(Stored items from a collection)
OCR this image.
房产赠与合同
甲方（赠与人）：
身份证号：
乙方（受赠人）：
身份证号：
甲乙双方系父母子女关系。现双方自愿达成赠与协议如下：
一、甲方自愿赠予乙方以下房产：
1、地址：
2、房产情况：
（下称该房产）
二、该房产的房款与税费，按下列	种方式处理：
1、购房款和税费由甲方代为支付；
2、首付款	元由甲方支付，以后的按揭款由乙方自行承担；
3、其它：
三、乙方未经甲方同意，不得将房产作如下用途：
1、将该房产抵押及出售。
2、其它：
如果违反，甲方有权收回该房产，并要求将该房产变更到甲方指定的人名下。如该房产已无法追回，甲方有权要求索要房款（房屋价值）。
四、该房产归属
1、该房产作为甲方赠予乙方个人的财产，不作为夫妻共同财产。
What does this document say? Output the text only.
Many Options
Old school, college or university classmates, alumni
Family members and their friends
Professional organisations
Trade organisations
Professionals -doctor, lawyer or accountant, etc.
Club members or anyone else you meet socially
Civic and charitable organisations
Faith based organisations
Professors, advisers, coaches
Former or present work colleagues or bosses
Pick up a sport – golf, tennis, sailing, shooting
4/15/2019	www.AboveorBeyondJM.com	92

# Challenge
Starting from the line containing "What does this", repeat each line through the end of the entries, exactly.

# Written solution
What does this document say? Output the text only.
Many Options
Old school, college or university classmates, alumni
Family members and their friends
Professional organisations
Trade organisations
Professionals -doctor, lawyer or accountant, etc.
Club members or anyone else you meet socially
Civic and charitable organisations
Faith based organisations
Professors, advisers, coaches
Former or present work colleagues or bosses
Pick up a sport – golf, tennis, sailing, shooting
4/15/2019	www.AboveorBeyondJM.com	92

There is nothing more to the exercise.